## BEGIN WORKING DATA

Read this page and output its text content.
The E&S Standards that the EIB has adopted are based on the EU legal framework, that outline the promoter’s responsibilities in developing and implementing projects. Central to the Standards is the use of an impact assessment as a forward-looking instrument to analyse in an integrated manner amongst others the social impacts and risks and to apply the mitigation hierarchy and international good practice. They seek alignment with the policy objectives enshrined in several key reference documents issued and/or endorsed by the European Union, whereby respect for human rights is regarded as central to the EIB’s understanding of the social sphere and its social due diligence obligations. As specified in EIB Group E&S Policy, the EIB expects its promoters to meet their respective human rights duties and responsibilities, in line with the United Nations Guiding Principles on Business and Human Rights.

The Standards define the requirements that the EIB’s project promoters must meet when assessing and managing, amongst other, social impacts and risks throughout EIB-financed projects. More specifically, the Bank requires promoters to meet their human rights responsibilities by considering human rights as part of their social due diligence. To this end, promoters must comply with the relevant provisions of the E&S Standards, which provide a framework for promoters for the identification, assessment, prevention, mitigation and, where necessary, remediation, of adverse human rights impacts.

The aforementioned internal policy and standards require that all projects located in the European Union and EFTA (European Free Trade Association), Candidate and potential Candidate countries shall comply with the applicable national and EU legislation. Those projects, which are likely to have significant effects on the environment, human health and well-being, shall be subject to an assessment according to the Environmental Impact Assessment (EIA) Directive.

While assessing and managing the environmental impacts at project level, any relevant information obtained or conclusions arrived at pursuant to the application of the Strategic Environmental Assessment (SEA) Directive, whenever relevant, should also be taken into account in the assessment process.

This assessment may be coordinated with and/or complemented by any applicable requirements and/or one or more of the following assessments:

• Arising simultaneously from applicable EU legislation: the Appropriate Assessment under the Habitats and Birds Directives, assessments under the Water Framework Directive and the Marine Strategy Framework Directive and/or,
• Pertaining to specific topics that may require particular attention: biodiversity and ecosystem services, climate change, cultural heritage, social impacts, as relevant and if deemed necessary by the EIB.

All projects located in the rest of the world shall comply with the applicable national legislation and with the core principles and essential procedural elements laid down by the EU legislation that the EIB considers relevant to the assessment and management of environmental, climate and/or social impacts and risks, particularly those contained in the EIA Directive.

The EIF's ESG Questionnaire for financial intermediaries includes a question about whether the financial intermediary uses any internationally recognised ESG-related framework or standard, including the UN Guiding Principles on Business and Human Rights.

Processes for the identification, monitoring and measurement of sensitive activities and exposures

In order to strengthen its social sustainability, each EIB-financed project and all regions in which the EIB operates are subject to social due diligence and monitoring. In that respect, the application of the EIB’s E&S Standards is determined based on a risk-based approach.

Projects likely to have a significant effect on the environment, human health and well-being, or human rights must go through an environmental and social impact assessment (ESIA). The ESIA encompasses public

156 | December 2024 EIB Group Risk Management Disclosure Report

## END WORKING DATA

Say how many lines include the word "financed"; reply with the number alone.

2